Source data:
————

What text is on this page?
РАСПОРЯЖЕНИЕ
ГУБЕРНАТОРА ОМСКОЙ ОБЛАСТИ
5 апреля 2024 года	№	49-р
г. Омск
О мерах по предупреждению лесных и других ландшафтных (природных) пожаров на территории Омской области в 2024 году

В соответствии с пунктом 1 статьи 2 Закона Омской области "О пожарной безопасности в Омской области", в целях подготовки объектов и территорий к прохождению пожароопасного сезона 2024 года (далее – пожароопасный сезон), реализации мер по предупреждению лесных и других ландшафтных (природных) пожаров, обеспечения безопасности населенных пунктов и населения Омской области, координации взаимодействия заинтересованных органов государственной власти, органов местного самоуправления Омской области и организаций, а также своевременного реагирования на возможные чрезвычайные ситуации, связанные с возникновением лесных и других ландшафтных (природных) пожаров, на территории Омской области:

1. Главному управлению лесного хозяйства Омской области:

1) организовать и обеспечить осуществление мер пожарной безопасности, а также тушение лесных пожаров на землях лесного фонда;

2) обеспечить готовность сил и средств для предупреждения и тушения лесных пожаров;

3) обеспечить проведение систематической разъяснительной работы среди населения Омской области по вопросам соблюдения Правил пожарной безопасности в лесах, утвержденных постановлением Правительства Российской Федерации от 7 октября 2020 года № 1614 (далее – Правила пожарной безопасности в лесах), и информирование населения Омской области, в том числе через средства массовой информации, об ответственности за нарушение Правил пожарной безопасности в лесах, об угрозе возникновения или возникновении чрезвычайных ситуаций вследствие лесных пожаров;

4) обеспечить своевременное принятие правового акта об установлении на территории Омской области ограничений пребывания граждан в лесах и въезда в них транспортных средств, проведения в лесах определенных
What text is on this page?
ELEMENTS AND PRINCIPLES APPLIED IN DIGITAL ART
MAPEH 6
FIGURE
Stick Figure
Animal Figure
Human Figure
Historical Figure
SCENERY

————

● **TO DO**: Reproduce each line of the entries in which the word "лесах" is found.

● **RESPONSE TO THE TASK**:
3) обеспечить проведение систематической разъяснительной работы среди населения Омской области по вопросам соблюдения Правил пожарной безопасности в лесах, утвержденных постановлением Правительства Российской Федерации от 7 октября 2020 года № 1614 (далее – Правила пожарной безопасности в лесах), и информирование населения Омской области, в том числе через средства массовой информации, об ответственности за нарушение Правил пожарной безопасности в лесах, об угрозе возникновения или возникновении чрезвычайных ситуаций вследствие лесных пожаров;
4) обеспечить своевременное принятие правового акта об установлении на территории Омской области ограничений пребывания граждан в лесах и въезда в них транспортных средств, проведения в лесах определенных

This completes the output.